Segment Start: Passage to read
Many works have been written on the Napoleonic aristocracy, but none so far has studied this institution from a purely juridical point of view. This thesis will follow this approach.
There will be a double development, following juridical theory: the creation of the Empire nobility and the consolidation of this new aristocracy.
The creation of a new nobility cannot be understood outside the frame of the construction of Napoleonic power: this creation helped ensure the legitimacy in the regime’s exercise of power; indeed, in this sense, the nobility is thoroughly political. But it should also be set in the context of the creation of propaganda, in other words it was also a nobility for Napoleonic pomp and prestige. It was very much an accessory of power and the Emperor clearly wanted to set this group above the mass citizens: not to mention the privileges, the titles also provided other benefits, such as the granting of coats of arms, access to court, the creation of a jurisdiction to the institution (the Conseil du Sceau des Titres). And even though it could not be called an order, the Empire nobility was nevertheless a particular group within the citizen body.
Once established, the aristocracy had to be consolidated so as to achieve longevity. This study will attempt to single the procedures by which Napoleon tried to give long life to this creation. This was the point where Napoleon broke with Revolutionary values and where money became the corner stone of the noble system: the stability of the Empire nobility rested upon the consolidation of the estates of it representatives [coming of age, right of age, right of first born]. Napoleon followed the blood nobility with one based upon money, and thus contributed to the emergence of a plutocracy.
Hence the Empire was formed in the image of its creator: it was to be sure the bearer of the ideals of the Revolution by it consecration of individual merit, but it was also an instrument of monarchy and as such it could never be a purely Republican.
FIRST-SECOND EMPIRE RESEARCH GRANT
Michaël DECROSSASThe Château de Saint-Cloud: architecture, decoration and furnishings (1658-1870)
Segment End: Passage to read
• [Complete the following]:
**1.** Could you transcribe the passage on the Napoleonic nobility from "Hence the Empire" to "a purely Republican."?
**2.** How would you sum up the passage on the Napoleonic nobility in two sentences?
**3.** Can you write what comes next in the passage on the Napoleonic nobility, starting after its last line?
Segment Start: Supplied entries
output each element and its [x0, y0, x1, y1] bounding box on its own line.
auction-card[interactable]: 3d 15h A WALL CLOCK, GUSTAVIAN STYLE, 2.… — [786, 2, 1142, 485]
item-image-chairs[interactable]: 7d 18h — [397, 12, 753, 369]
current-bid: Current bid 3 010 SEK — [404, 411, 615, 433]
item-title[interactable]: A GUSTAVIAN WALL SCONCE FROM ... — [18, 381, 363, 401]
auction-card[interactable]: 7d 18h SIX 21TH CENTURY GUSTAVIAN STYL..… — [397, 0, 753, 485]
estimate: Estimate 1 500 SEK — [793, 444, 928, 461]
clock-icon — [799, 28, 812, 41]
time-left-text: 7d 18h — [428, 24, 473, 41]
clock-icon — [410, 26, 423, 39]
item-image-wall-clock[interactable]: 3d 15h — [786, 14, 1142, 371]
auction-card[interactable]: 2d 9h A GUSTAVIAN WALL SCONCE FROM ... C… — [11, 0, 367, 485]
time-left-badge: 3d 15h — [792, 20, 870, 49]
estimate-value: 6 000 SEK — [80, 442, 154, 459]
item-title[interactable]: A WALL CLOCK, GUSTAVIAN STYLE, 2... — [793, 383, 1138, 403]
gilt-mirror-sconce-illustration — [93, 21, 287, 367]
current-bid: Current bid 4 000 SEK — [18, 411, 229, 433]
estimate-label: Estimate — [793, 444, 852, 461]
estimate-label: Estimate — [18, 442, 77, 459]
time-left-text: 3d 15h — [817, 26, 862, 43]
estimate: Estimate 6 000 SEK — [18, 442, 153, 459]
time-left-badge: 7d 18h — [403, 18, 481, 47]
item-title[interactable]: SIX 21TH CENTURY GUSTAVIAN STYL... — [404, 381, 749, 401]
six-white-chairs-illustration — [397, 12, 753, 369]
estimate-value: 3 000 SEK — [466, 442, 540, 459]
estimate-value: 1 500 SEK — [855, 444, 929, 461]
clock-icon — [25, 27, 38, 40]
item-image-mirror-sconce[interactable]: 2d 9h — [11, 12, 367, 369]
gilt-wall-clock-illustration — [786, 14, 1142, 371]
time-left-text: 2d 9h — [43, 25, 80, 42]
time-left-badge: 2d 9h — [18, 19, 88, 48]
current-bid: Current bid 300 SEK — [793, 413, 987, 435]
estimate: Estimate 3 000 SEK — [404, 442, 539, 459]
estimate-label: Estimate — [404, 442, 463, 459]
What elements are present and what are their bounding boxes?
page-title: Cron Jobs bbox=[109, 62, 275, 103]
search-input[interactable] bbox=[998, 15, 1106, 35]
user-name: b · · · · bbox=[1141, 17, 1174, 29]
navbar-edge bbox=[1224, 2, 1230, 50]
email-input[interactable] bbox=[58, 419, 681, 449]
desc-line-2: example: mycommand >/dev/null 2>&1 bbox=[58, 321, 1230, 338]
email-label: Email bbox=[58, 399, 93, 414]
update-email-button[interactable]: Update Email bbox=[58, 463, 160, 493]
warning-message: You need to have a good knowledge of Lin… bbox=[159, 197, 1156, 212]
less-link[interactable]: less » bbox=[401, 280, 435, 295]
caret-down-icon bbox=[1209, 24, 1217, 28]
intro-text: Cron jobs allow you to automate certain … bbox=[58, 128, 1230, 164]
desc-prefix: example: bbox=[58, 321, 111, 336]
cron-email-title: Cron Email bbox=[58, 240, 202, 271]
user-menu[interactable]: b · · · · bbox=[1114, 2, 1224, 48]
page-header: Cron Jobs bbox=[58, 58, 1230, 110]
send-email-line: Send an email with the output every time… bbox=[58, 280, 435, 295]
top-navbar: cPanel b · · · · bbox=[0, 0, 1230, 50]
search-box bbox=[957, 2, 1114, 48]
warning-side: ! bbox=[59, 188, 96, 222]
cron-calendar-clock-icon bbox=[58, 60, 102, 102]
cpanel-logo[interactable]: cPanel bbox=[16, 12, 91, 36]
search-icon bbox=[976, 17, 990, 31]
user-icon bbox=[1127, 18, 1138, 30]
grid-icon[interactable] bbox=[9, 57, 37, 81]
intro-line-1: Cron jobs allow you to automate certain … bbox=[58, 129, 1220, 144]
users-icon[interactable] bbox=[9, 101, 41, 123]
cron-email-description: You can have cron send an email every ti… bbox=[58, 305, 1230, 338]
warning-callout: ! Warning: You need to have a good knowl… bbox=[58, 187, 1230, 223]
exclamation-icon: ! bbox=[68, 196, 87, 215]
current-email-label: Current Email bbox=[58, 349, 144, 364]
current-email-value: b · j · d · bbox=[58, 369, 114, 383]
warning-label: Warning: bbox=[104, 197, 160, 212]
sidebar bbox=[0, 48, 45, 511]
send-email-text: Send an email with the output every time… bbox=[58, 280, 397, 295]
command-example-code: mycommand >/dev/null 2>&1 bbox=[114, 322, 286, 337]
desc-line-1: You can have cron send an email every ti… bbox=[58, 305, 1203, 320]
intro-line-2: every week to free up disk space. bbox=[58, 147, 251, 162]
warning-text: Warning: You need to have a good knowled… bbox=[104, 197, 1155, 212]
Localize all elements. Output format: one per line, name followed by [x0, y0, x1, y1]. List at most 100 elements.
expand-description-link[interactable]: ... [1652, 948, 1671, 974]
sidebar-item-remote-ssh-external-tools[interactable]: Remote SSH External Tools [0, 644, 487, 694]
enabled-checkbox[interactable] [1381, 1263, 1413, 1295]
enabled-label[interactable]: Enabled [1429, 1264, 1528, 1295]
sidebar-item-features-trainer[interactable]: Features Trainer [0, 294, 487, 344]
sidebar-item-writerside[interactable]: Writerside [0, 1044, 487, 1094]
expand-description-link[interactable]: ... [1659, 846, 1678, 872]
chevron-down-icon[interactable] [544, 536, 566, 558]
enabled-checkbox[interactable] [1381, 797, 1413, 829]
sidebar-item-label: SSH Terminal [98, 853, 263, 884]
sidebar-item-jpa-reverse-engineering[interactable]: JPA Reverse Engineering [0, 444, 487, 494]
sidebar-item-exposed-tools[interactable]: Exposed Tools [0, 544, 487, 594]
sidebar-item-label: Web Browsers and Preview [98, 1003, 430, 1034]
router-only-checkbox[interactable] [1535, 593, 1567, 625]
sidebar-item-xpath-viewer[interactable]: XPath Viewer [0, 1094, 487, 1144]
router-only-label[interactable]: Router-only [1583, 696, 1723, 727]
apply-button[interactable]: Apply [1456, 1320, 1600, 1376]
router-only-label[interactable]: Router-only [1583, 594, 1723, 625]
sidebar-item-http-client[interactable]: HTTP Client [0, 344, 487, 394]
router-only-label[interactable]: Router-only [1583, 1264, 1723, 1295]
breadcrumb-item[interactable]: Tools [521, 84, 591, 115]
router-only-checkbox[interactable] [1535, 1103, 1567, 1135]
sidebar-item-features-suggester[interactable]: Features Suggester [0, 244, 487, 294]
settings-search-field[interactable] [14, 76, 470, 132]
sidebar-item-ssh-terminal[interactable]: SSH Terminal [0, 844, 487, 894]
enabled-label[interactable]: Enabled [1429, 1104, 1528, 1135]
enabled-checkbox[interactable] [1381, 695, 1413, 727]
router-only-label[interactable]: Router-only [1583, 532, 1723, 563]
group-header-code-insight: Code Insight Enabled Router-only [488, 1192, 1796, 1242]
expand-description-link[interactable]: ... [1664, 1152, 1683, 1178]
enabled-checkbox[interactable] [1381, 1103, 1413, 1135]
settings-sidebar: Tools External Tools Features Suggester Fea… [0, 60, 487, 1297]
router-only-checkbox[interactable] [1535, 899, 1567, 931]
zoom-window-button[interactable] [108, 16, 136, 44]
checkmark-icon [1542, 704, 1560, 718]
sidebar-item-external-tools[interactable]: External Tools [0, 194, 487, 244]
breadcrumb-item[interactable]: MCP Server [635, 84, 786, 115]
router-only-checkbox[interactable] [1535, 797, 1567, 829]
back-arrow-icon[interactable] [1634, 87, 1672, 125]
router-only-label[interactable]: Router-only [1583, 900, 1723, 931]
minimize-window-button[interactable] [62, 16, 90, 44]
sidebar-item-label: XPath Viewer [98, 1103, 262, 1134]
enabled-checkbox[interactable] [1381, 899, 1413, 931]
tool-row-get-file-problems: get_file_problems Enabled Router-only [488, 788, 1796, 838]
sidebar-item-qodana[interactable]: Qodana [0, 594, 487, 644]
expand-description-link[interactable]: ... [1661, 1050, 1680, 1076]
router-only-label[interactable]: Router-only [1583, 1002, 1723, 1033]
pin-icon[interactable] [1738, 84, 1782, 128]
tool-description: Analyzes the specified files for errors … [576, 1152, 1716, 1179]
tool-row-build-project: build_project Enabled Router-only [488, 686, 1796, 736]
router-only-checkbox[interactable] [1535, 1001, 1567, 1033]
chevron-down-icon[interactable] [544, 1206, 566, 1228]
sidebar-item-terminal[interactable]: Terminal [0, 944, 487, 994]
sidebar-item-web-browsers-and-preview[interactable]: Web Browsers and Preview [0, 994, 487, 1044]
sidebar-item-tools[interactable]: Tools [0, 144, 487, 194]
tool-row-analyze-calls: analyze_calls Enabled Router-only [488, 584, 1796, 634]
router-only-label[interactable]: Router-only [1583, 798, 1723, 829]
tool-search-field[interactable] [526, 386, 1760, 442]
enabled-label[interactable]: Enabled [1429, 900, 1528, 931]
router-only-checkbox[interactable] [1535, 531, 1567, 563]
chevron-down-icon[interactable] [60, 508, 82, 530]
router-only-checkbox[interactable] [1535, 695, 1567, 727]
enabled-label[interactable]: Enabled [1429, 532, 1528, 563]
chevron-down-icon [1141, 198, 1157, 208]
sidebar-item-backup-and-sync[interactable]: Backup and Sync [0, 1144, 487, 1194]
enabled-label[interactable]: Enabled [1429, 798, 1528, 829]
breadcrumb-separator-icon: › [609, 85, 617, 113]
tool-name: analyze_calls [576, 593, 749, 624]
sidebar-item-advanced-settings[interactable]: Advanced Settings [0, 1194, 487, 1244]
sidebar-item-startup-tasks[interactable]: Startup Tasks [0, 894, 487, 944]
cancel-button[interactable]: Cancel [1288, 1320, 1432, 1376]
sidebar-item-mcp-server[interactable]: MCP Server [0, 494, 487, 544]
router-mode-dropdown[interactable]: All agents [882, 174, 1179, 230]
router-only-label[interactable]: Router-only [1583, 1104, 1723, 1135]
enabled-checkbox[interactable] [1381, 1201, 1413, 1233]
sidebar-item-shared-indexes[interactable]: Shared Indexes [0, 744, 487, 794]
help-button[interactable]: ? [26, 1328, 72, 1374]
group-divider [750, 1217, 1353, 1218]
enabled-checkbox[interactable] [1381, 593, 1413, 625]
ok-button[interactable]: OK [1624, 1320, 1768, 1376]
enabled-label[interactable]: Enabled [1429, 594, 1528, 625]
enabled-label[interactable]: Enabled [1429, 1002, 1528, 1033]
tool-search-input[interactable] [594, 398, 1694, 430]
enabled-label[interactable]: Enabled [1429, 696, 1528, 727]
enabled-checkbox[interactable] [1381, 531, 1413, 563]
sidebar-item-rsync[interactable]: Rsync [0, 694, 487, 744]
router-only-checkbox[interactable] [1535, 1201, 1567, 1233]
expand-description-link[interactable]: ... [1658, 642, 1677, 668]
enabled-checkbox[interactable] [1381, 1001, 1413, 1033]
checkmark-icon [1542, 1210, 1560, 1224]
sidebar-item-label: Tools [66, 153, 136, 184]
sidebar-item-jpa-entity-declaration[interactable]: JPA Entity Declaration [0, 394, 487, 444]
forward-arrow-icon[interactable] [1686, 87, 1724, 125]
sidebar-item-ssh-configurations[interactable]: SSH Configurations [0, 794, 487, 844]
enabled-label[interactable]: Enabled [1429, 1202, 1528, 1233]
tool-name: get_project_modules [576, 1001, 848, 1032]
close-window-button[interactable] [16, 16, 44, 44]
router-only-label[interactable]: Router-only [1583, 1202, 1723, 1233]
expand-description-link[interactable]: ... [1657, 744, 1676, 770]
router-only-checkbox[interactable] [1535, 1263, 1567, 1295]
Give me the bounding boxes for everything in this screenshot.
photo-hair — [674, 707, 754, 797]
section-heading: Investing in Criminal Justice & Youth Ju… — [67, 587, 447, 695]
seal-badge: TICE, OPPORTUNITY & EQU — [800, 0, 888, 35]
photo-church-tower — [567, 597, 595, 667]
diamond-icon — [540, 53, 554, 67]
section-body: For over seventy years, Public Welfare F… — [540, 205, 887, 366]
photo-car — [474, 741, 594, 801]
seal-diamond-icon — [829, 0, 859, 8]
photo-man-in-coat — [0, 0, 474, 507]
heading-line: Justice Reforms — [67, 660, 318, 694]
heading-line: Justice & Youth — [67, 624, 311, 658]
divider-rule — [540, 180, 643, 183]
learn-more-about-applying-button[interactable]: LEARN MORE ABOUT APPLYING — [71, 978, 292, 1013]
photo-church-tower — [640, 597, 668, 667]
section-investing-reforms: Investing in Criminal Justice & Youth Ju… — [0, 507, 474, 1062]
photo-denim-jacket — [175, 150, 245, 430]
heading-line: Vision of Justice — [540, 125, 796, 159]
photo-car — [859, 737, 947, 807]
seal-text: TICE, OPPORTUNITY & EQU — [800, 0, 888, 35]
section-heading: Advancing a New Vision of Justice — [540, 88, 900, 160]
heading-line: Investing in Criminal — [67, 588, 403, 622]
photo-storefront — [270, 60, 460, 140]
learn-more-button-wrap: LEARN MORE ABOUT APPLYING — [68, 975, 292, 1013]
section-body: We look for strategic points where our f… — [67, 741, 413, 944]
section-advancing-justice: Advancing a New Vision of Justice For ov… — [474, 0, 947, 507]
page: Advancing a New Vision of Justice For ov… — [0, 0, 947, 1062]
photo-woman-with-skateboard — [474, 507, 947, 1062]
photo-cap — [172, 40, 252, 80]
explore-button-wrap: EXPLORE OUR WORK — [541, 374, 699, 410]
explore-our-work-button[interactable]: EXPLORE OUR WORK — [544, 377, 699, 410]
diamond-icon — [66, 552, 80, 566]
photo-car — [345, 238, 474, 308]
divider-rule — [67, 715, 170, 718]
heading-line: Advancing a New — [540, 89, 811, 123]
Segment End: Supplied entries
• [Answers by task]:
**1.**
Hence the Empire was formed in the image of its creator: it was to be sure the bearer of the ideals of the Revolution by it consecration of individual merit, but it was also an instrument of monarchy and as such it could never be a purely Republican.

**2.** The thesis studies the Napoleonic aristocracy from a purely juridical point of view, in two parts: the creation of the Empire nobility and the consolidation of this new aristocracy. The nobility was created to help legitimize Napoleonic power and to serve its pomp and prestige, and it was later made to last by consolidating its members' estates, so that money became the cornerstone of the noble system and a plutocracy began to emerge.

**3.**
Supervisor: Professor Guy-Michel Leproux,
Ecole Pratique des Hautes Etudes
The Château de Saint-Cloud has never been subject to a single all-encompassing work. Much uncertainty remains as to the chronology of work there, both for the interiors and the outside, not to mention the distribution of the apartments and their decoration. The two empires marked the history of the château considerably, as much for the events which took place there as for the history of art.
The object of this study is the highlight the work undertaken during the Consulate period and to rediscover the internal distribution of the château during the years when the First Consul ad his family initially moved in.
The study will then consider the successive changes made during the Empire period, with the significant renovation project linked to the programme made in 1804 by the Emperor’s household, namely the Intendance générale de la Maison de l’Empereur and the architects Percier and Fontaine. Three major projects were launched at Saint-Cloud: the Salon de Mars whose decoration dated from the time of Monsieur during the reign of Louis XIV, the creation of the Salon de Famille, and finally the building of a Throne room. The latter raises many questions, notably ones of iconography, symbolism and logistics, since it was a project from scratch given that such rooms did not exist as such during the Ancien Régime.
There will thereafter be a rapid overview of the period of the last Bourbons and Orleans, since they took little interest in the building.
The last part of the study will be dedicated to the work done during the Second Empire, and known via the watercolours by Fortuné de Fournier and the photographs of Schneider and of Chapon-Masson.